::: SUPPLIED MATERIAL :::
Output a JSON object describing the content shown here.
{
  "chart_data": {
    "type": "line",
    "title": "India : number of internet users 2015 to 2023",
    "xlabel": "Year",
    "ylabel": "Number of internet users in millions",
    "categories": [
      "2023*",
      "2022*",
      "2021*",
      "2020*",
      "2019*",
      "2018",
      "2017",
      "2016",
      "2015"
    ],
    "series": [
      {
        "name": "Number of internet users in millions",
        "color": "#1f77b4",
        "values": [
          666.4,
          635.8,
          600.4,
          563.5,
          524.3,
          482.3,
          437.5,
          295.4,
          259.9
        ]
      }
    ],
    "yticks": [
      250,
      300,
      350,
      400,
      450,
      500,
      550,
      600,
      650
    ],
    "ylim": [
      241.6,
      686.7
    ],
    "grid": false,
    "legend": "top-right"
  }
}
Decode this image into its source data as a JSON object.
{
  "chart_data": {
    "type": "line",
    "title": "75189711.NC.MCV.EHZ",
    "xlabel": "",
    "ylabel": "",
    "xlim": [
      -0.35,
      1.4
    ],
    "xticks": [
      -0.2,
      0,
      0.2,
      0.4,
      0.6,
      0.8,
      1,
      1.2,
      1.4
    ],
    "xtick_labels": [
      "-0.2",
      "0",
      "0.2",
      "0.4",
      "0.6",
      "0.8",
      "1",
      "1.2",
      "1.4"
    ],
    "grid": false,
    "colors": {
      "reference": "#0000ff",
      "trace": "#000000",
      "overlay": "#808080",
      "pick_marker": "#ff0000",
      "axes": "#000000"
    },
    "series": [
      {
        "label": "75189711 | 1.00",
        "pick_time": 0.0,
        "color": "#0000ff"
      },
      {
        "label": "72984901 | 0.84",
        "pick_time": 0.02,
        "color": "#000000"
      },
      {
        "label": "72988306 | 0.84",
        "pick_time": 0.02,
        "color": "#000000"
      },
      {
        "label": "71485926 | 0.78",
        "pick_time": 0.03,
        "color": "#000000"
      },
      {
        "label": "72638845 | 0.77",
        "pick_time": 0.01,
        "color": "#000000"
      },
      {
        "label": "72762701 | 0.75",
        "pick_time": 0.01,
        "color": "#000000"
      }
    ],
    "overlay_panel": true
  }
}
:::
Lines containing the string "ylabel" are to be selected and copied.

    "ylabel": "Number of internet users in millions",
    "ylabel": "",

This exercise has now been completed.